START GIVEN ENTRIES
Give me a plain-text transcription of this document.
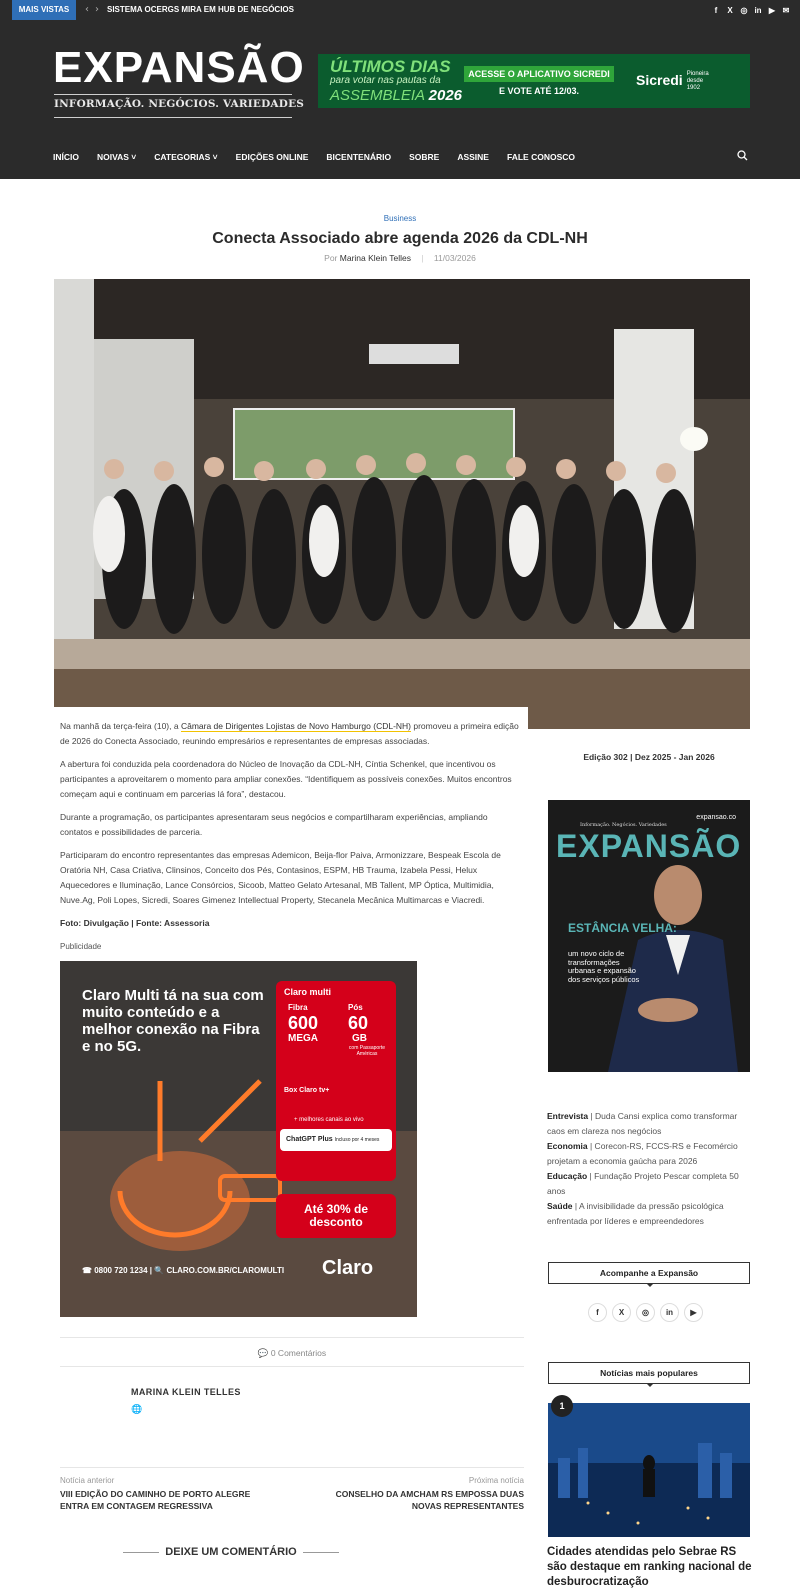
MAIS VISTAS	‹ › SISTEMA OCERGS MIRA EM HUB DE NEGÓCIOS	f	X ◎ in ▶ ✉
EXPANSÃO
INFORMAÇÃO. NEGÓCIOS. VARIEDADES
ÚLTIMOS DIAS
para votar nas pautas da
ASSEMBLEIA 2026
ACESSE O APLICATIVO SICREDI
E VOTE ATÉ 12/03.
Sicredi Pioneira desde 1902
INÍCIO NOIVAS ˅ CATEGORIAS ˅ EDIÇÕES ONLINE BICENTENÁRIO SOBRE ASSINE FALE CONOSCO
Business
Conecta Associado abre agenda 2026 da CDL-NH
Por Marina Klein Telles | 11/03/2026

Na manhã da terça-feira (10), a Câmara de Dirigentes Lojistas de Novo Hamburgo (CDL-NH) promoveu a primeira edição de 2026 do Conecta Associado, reunindo empresários e representantes de empresas associadas.

A abertura foi conduzida pela coordenadora do Núcleo de Inovação da CDL-NH, Cíntia Schenkel, que incentivou os participantes a aproveitarem o momento para ampliar conexões. “Identifiquem as possíveis conexões. Muitos encontros começam aqui e continuam em parcerias lá fora”, destacou.

Durante a programação, os participantes apresentaram seus negócios e compartilharam experiências, ampliando contatos e possibilidades de parceria.

Participaram do encontro representantes das empresas Ademicon, Beija-flor Paiva, Armonizzare, Bespeak Escola de Oratória NH, Casa Criativa, Clinsinos, Conceito dos Pés, Contasinos, ESPM, HB Trauma, Izabela Pessi, Helux Aquecedores e Iluminação, Lance Consórcios, Sicoob, Matteo Gelato Artesanal, MB Tallent, MP Óptica, Multimidia, Nuve.Ag, Poli Lopes, Sicredi, Soares Gimenez Intellectual Property, Stecanela Mecânica Multimarcas e Viacredi.

Foto: Divulgação | Fonte: Assessoria

Publicidade

Claro Multi tá na sua com muito conteúdo e a melhor conexão na Fibra e no 5G.
Claro multi
Fibra
600
MEGA
Pós
60
GB
com Passaporte Américas
Box Claro tv+
+ melhores canais ao vivo
ChatGPT Plus Incluso por 4 meses
Até 30% de desconto
☎ 0800 720 1234 | 🔍 CLARO.COM.BR/CLAROMULTI Claro
💬 0 Comentários
MARINA KLEIN TELLES
🌐
Notícia anterior
VIII EDIÇÃO DO CAMINHO DE PORTO ALEGRE ENTRA EM CONTAGEM REGRESSIVA
Próxima notícia
CONSELHO DA AMCHAM RS EMPOSSA DUAS NOVAS REPRESENTANTES
DEIXE UM COMENTÁRIO
Edição 302 | Dez 2025 - Jan 2026
expansao.co
Informação. Negócios. Variedades
EXPANSÃO
ESTÂNCIA VELHA:
um novo ciclo de transformações urbanas e expansão dos serviços públicos
Entrevista | Duda Cansi explica como transformar caos em clareza nos negócios
Economia | Corecon-RS, FCCS-RS e Fecomércio projetam a economia gaúcha para 2026
Educação | Fundação Projeto Pescar completa 50 anos
Saúde | A invisibilidade da pressão psicológica enfrentada por líderes e empreendedores
Acompanhe a Expansão
f	X	◎	in	▶
Notícias mais populares
1
Cidades atendidas pelo Sebrae RS são destaque em ranking nacional de desburocratização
END GIVEN ENTRIES
STATED TASK
Collect each line above holding the string "Claro".

TASK RESULT
Claro Multi tá na sua com muito conteúdo e a melhor conexão na Fibra e no 5G.
Claro multi
Box Claro tv+
☎ 0800 720 1234 | 🔍 CLARO.COM.BR/CLAROMULTI Claro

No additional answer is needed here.